__Material for this exercise__:
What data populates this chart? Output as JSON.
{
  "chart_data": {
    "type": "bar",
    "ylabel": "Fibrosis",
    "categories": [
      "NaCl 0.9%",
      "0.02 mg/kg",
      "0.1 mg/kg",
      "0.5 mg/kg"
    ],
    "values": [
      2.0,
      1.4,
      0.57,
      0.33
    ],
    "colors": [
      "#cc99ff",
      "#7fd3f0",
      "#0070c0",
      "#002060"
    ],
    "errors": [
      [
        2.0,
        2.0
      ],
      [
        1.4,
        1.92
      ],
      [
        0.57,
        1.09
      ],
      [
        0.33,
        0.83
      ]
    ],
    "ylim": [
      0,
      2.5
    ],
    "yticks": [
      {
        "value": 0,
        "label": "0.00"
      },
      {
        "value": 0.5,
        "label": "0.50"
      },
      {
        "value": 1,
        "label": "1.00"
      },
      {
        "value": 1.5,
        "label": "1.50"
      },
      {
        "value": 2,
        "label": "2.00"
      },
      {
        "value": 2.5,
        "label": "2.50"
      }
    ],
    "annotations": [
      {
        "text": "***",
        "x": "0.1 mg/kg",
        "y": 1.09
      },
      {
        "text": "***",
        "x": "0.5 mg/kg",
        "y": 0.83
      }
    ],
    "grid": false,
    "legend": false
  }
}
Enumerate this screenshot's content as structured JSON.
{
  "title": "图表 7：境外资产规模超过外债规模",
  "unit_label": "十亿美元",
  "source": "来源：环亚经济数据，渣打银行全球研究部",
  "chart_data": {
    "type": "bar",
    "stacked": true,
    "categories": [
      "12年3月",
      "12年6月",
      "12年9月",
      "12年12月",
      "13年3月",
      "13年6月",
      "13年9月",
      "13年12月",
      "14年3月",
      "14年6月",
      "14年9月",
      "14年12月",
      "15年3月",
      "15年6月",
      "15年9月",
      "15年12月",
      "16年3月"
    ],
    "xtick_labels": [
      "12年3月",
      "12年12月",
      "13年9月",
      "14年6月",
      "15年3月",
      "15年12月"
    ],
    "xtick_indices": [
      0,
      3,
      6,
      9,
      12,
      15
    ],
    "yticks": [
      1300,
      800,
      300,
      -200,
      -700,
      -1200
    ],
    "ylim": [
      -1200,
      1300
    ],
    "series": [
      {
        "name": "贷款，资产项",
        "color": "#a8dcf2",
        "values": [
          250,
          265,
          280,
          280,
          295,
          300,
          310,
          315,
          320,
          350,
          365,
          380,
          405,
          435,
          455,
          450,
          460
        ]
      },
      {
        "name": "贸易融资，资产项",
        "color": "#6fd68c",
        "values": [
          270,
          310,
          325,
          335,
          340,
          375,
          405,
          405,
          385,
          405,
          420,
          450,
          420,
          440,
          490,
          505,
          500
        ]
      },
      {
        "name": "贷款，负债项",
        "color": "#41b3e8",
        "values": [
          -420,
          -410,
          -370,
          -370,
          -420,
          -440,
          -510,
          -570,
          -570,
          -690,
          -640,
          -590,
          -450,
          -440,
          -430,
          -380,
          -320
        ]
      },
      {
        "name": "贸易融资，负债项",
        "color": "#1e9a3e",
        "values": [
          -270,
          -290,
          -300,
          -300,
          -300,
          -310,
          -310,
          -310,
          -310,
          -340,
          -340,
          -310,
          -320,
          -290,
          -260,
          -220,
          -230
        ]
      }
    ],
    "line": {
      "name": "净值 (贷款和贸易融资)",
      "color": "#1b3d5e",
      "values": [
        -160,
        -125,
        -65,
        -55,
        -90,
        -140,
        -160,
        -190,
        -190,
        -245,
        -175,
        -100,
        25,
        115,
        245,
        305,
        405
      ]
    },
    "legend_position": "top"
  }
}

__Task prompt__: Every entry must be quoted exactly as it appears above.

__Solution__:
What data populates this chart? Output as JSON.
{
  "chart_data": {
    "type": "bar",
    "ylabel": "Fibrosis",
    "categories": [
      "NaCl 0.9%",
      "0.02 mg/kg",
      "0.1 mg/kg",
      "0.5 mg/kg"
    ],
    "values": [
      2.0,
      1.4,
      0.57,
      0.33
    ],
    "colors": [
      "#cc99ff",
      "#7fd3f0",
      "#0070c0",
      "#002060"
    ],
    "errors": [
      [
        2.0,
        2.0
      ],
      [
        1.4,
        1.92
      ],
      [
        0.57,
        1.09
      ],
      [
        0.33,
        0.83
      ]
    ],
    "ylim": [
      0,
      2.5
    ],
    "yticks": [
      {
        "value": 0,
        "label": "0.00"
      },
      {
        "value": 0.5,
        "label": "0.50"
      },
      {
        "value": 1,
        "label": "1.00"
      },
      {
        "value": 1.5,
        "label": "1.50"
      },
      {
        "value": 2,
        "label": "2.00"
      },
      {
        "value": 2.5,
        "label": "2.50"
      }
    ],
    "annotations": [
      {
        "text": "***",
        "x": "0.1 mg/kg",
        "y": 1.09
      },
      {
        "text": "***",
        "x": "0.5 mg/kg",
        "y": 0.83
      }
    ],
    "grid": false,
    "legend": false
  }
}
Enumerate this screenshot's content as structured JSON.
{
  "title": "图表 7：境外资产规模超过外债规模",
  "unit_label": "十亿美元",
  "source": "来源：环亚经济数据，渣打银行全球研究部",
  "chart_data": {
    "type": "bar",
    "stacked": true,
    "categories": [
      "12年3月",
      "12年6月",
      "12年9月",
      "12年12月",
      "13年3月",
      "13年6月",
      "13年9月",
      "13年12月",
      "14年3月",
      "14年6月",
      "14年9月",
      "14年12月",
      "15年3月",
      "15年6月",
      "15年9月",
      "15年12月",
      "16年3月"
    ],
    "xtick_labels": [
      "12年3月",
      "12年12月",
      "13年9月",
      "14年6月",
      "15年3月",
      "15年12月"
    ],
    "xtick_indices": [
      0,
      3,
      6,
      9,
      12,
      15
    ],
    "yticks": [
      1300,
      800,
      300,
      -200,
      -700,
      -1200
    ],
    "ylim": [
      -1200,
      1300
    ],
    "series": [
      {
        "name": "贷款，资产项",
        "color": "#a8dcf2",
        "values": [
          250,
          265,
          280,
          280,
          295,
          300,
          310,
          315,
          320,
          350,
          365,
          380,
          405,
          435,
          455,
          450,
          460
        ]
      },
      {
        "name": "贸易融资，资产项",
        "color": "#6fd68c",
        "values": [
          270,
          310,
          325,
          335,
          340,
          375,
          405,
          405,
          385,
          405,
          420,
          450,
          420,
          440,
          490,
          505,
          500
        ]
      },
      {
        "name": "贷款，负债项",
        "color": "#41b3e8",
        "values": [
          -420,
          -410,
          -370,
          -370,
          -420,
          -440,
          -510,
          -570,
          -570,
          -690,
          -640,
          -590,
          -450,
          -440,
          -430,
          -380,
          -320
        ]
      },
      {
        "name": "贸易融资，负债项",
        "color": "#1e9a3e",
        "values": [
          -270,
          -290,
          -300,
          -300,
          -300,
          -310,
          -310,
          -310,
          -310,
          -340,
          -340,
          -310,
          -320,
          -290,
          -260,
          -220,
          -230
        ]
      }
    ],
    "line": {
      "name": "净值 (贷款和贸易融资)",
      "color": "#1b3d5e",
      "values": [
        -160,
        -125,
        -65,
        -55,
        -90,
        -140,
        -160,
        -190,
        -190,
        -245,
        -175,
        -100,
        25,
        115,
        245,
        305,
        405
      ]
    },
    "legend_position": "top"
  }
}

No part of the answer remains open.